◆ **SHORT PROBLEM**: Print the listing as it stands, omitting all images.

◆ **ENTRIES PROVIDED**:
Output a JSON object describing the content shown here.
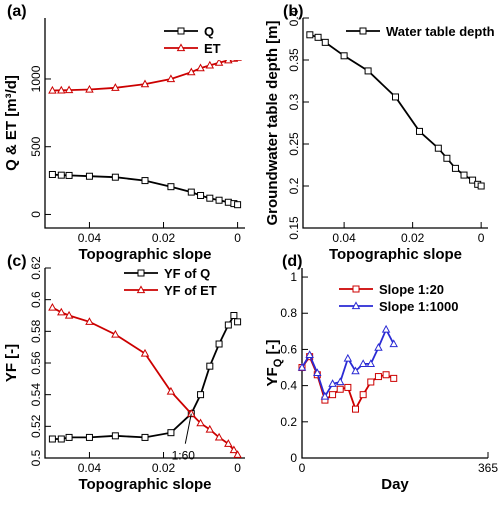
{
  "chart_data": [
    {
      "type": "line",
      "panel_label": "(a)",
      "xlabel": "Topographic slope",
      "ylabel": "Q & ET [m³/d]",
      "xlim": [
        0.052,
        -0.002
      ],
      "ylim": [
        -100,
        1450
      ],
      "xticks": [
        0.04,
        0.02,
        0
      ],
      "xtick_labels": [
        "0.04",
        "0.02",
        "0"
      ],
      "yticks": [
        0,
        500,
        1000
      ],
      "ytick_labels": [
        "0",
        "500",
        "1000"
      ],
      "ytick_rotated": true,
      "legend_position": "top-right",
      "series": [
        {
          "name": "Q",
          "color": "#000000",
          "marker": "square",
          "x": [
            0.05,
            0.0476,
            0.0455,
            0.04,
            0.033,
            0.025,
            0.018,
            0.0125,
            0.01,
            0.0075,
            0.005,
            0.0025,
            0.001,
            0
          ],
          "y": [
            295,
            290,
            288,
            282,
            275,
            250,
            205,
            165,
            140,
            120,
            105,
            90,
            80,
            72
          ]
        },
        {
          "name": "ET",
          "color": "#cc0000",
          "marker": "triangle",
          "x": [
            0.05,
            0.0476,
            0.0455,
            0.04,
            0.033,
            0.025,
            0.018,
            0.0125,
            0.01,
            0.0075,
            0.005,
            0.0025,
            0.001,
            0
          ],
          "y": [
            915,
            916,
            918,
            922,
            935,
            962,
            1000,
            1050,
            1080,
            1100,
            1120,
            1138,
            1150,
            1157
          ]
        }
      ]
    },
    {
      "type": "line",
      "panel_label": "(b)",
      "xlabel": "Topographic slope",
      "ylabel": "Groundwater table depth [m]",
      "xlim": [
        0.052,
        -0.002
      ],
      "ylim": [
        0.15,
        0.4
      ],
      "xticks": [
        0.04,
        0.02,
        0
      ],
      "xtick_labels": [
        "0.04",
        "0.02",
        "0"
      ],
      "yticks": [
        0.15,
        0.2,
        0.25,
        0.3,
        0.35,
        0.4
      ],
      "ytick_labels": [
        "0.15",
        "0.2",
        "0.25",
        "0.3",
        "0.35",
        "0.4"
      ],
      "ytick_rotated": true,
      "legend_position": "top-right",
      "series": [
        {
          "name": "Water table depth",
          "color": "#000000",
          "marker": "square",
          "x": [
            0.05,
            0.0476,
            0.0455,
            0.04,
            0.033,
            0.025,
            0.018,
            0.0125,
            0.01,
            0.0075,
            0.005,
            0.0025,
            0.001,
            0
          ],
          "y": [
            0.38,
            0.377,
            0.371,
            0.355,
            0.337,
            0.306,
            0.265,
            0.245,
            0.233,
            0.221,
            0.213,
            0.207,
            0.202,
            0.2
          ]
        }
      ]
    },
    {
      "type": "line",
      "panel_label": "(c)",
      "xlabel": "Topographic slope",
      "ylabel": "YF [-]",
      "xlim": [
        0.052,
        -0.002
      ],
      "ylim": [
        0.5,
        0.62
      ],
      "xticks": [
        0.04,
        0.02,
        0
      ],
      "xtick_labels": [
        "0.04",
        "0.02",
        "0"
      ],
      "yticks": [
        0.5,
        0.52,
        0.54,
        0.56,
        0.58,
        0.6,
        0.62
      ],
      "ytick_labels": [
        "0.5",
        "0.52",
        "0.54",
        "0.56",
        "0.58",
        "0.6",
        "0.62"
      ],
      "ytick_rotated": true,
      "legend_position": "top-right",
      "annotation": {
        "text": "1:60",
        "x": 0.0125,
        "y": 0.528
      },
      "series": [
        {
          "name": "YF of Q",
          "color": "#000000",
          "marker": "square",
          "x": [
            0.05,
            0.0476,
            0.0455,
            0.04,
            0.033,
            0.025,
            0.018,
            0.0125,
            0.01,
            0.0075,
            0.005,
            0.0025,
            0.001,
            0
          ],
          "y": [
            0.512,
            0.512,
            0.513,
            0.513,
            0.514,
            0.513,
            0.516,
            0.528,
            0.54,
            0.558,
            0.572,
            0.584,
            0.59,
            0.586
          ]
        },
        {
          "name": "YF of ET",
          "color": "#cc0000",
          "marker": "triangle",
          "x": [
            0.05,
            0.0476,
            0.0455,
            0.04,
            0.033,
            0.025,
            0.018,
            0.0125,
            0.01,
            0.0075,
            0.005,
            0.0025,
            0.001,
            0
          ],
          "y": [
            0.595,
            0.592,
            0.59,
            0.586,
            0.578,
            0.566,
            0.542,
            0.528,
            0.522,
            0.518,
            0.513,
            0.509,
            0.505,
            0.502
          ]
        }
      ]
    },
    {
      "type": "line",
      "panel_label": "(d)",
      "xlabel": "Day",
      "ylabel": "YF_Q [-]",
      "xlim": [
        0,
        365
      ],
      "ylim": [
        0,
        1.05
      ],
      "xticks": [
        0,
        365
      ],
      "xtick_labels": [
        "0",
        "365"
      ],
      "yticks": [
        0,
        0.2,
        0.4,
        0.6,
        0.8,
        1
      ],
      "ytick_labels": [
        "0",
        "0.2",
        "0.4",
        "0.6",
        "0.8",
        "1"
      ],
      "ytick_rotated": false,
      "legend_position": "top-left",
      "series": [
        {
          "name": "Slope 1:20",
          "color": "#cc0000",
          "marker": "square",
          "x": [
            0,
            15,
            30,
            45,
            60,
            75,
            90,
            105,
            120,
            135,
            150,
            165,
            180
          ],
          "y": [
            0.5,
            0.56,
            0.46,
            0.32,
            0.35,
            0.38,
            0.39,
            0.27,
            0.35,
            0.42,
            0.45,
            0.46,
            0.44
          ]
        },
        {
          "name": "Slope 1:1000",
          "color": "#2a2ad4",
          "marker": "triangle",
          "x": [
            0,
            15,
            30,
            45,
            60,
            75,
            90,
            105,
            120,
            135,
            150,
            165,
            180
          ],
          "y": [
            0.5,
            0.57,
            0.47,
            0.34,
            0.41,
            0.42,
            0.55,
            0.48,
            0.52,
            0.52,
            0.61,
            0.71,
            0.63
          ]
        }
      ]
    }
  ]
}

◆ **TASK ANSWER**:
Output a JSON object describing the content shown here.
{
  "chart_data": [
    {
      "type": "line",
      "panel_label": "(a)",
      "xlabel": "Topographic slope",
      "ylabel": "Q & ET [m³/d]",
      "xlim": [
        0.052,
        -0.002
      ],
      "ylim": [
        -100,
        1450
      ],
      "xticks": [
        0.04,
        0.02,
        0
      ],
      "xtick_labels": [
        "0.04",
        "0.02",
        "0"
      ],
      "yticks": [
        0,
        500,
        1000
      ],
      "ytick_labels": [
        "0",
        "500",
        "1000"
      ],
      "ytick_rotated": true,
      "legend_position": "top-right",
      "series": [
        {
          "name": "Q",
          "color": "#000000",
          "marker": "square",
          "x": [
            0.05,
            0.0476,
            0.0455,
            0.04,
            0.033,
            0.025,
            0.018,
            0.0125,
            0.01,
            0.0075,
            0.005,
            0.0025,
            0.001,
            0
          ],
          "y": [
            295,
            290,
            288,
            282,
            275,
            250,
            205,
            165,
            140,
            120,
            105,
            90,
            80,
            72
          ]
        },
        {
          "name": "ET",
          "color": "#cc0000",
          "marker": "triangle",
          "x": [
            0.05,
            0.0476,
            0.0455,
            0.04,
            0.033,
            0.025,
            0.018,
            0.0125,
            0.01,
            0.0075,
            0.005,
            0.0025,
            0.001,
            0
          ],
          "y": [
            915,
            916,
            918,
            922,
            935,
            962,
            1000,
            1050,
            1080,
            1100,
            1120,
            1138,
            1150,
            1157
          ]
        }
      ]
    },
    {
      "type": "line",
      "panel_label": "(b)",
      "xlabel": "Topographic slope",
      "ylabel": "Groundwater table depth [m]",
      "xlim": [
        0.052,
        -0.002
      ],
      "ylim": [
        0.15,
        0.4
      ],
      "xticks": [
        0.04,
        0.02,
        0
      ],
      "xtick_labels": [
        "0.04",
        "0.02",
        "0"
      ],
      "yticks": [
        0.15,
        0.2,
        0.25,
        0.3,
        0.35,
        0.4
      ],
      "ytick_labels": [
        "0.15",
        "0.2",
        "0.25",
        "0.3",
        "0.35",
        "0.4"
      ],
      "ytick_rotated": true,
      "legend_position": "top-right",
      "series": [
        {
          "name": "Water table depth",
          "color": "#000000",
          "marker": "square",
          "x": [
            0.05,
            0.0476,
            0.0455,
            0.04,
            0.033,
            0.025,
            0.018,
            0.0125,
            0.01,
            0.0075,
            0.005,
            0.0025,
            0.001,
            0
          ],
          "y": [
            0.38,
            0.377,
            0.371,
            0.355,
            0.337,
            0.306,
            0.265,
            0.245,
            0.233,
            0.221,
            0.213,
            0.207,
            0.202,
            0.2
          ]
        }
      ]
    },
    {
      "type": "line",
      "panel_label": "(c)",
      "xlabel": "Topographic slope",
      "ylabel": "YF [-]",
      "xlim": [
        0.052,
        -0.002
      ],
      "ylim": [
        0.5,
        0.62
      ],
      "xticks": [
        0.04,
        0.02,
        0
      ],
      "xtick_labels": [
        "0.04",
        "0.02",
        "0"
      ],
      "yticks": [
        0.5,
        0.52,
        0.54,
        0.56,
        0.58,
        0.6,
        0.62
      ],
      "ytick_labels": [
        "0.5",
        "0.52",
        "0.54",
        "0.56",
        "0.58",
        "0.6",
        "0.62"
      ],
      "ytick_rotated": true,
      "legend_position": "top-right",
      "annotation": {
        "text": "1:60",
        "x": 0.0125,
        "y": 0.528
      },
      "series": [
        {
          "name": "YF of Q",
          "color": "#000000",
          "marker": "square",
          "x": [
            0.05,
            0.0476,
            0.0455,
            0.04,
            0.033,
            0.025,
            0.018,
            0.0125,
            0.01,
            0.0075,
            0.005,
            0.0025,
            0.001,
            0
          ],
          "y": [
            0.512,
            0.512,
            0.513,
            0.513,
            0.514,
            0.513,
            0.516,
            0.528,
            0.54,
            0.558,
            0.572,
            0.584,
            0.59,
            0.586
          ]
        },
        {
          "name": "YF of ET",
          "color": "#cc0000",
          "marker": "triangle",
          "x": [
            0.05,
            0.0476,
            0.0455,
            0.04,
            0.033,
            0.025,
            0.018,
            0.0125,
            0.01,
            0.0075,
            0.005,
            0.0025,
            0.001,
            0
          ],
          "y": [
            0.595,
            0.592,
            0.59,
            0.586,
            0.578,
            0.566,
            0.542,
            0.528,
            0.522,
            0.518,
            0.513,
            0.509,
            0.505,
            0.502
          ]
        }
      ]
    },
    {
      "type": "line",
      "panel_label": "(d)",
      "xlabel": "Day",
      "ylabel": "YF_Q [-]",
      "xlim": [
        0,
        365
      ],
      "ylim": [
        0,
        1.05
      ],
      "xticks": [
        0,
        365
      ],
      "xtick_labels": [
        "0",
        "365"
      ],
      "yticks": [
        0,
        0.2,
        0.4,
        0.6,
        0.8,
        1
      ],
      "ytick_labels": [
        "0",
        "0.2",
        "0.4",
        "0.6",
        "0.8",
        "1"
      ],
      "ytick_rotated": false,
      "legend_position": "top-left",
      "series": [
        {
          "name": "Slope 1:20",
          "color": "#cc0000",
          "marker": "square",
          "x": [
            0,
            15,
            30,
            45,
            60,
            75,
            90,
            105,
            120,
            135,
            150,
            165,
            180
          ],
          "y": [
            0.5,
            0.56,
            0.46,
            0.32,
            0.35,
            0.38,
            0.39,
            0.27,
            0.35,
            0.42,
            0.45,
            0.46,
            0.44
          ]
        },
        {
          "name": "Slope 1:1000",
          "color": "#2a2ad4",
          "marker": "triangle",
          "x": [
            0,
            15,
            30,
            45,
            60,
            75,
            90,
            105,
            120,
            135,
            150,
            165,
            180
          ],
          "y": [
            0.5,
            0.57,
            0.47,
            0.34,
            0.41,
            0.42,
            0.55,
            0.48,
            0.52,
            0.52,
            0.61,
            0.71,
            0.63
          ]
        }
      ]
    }
  ]
}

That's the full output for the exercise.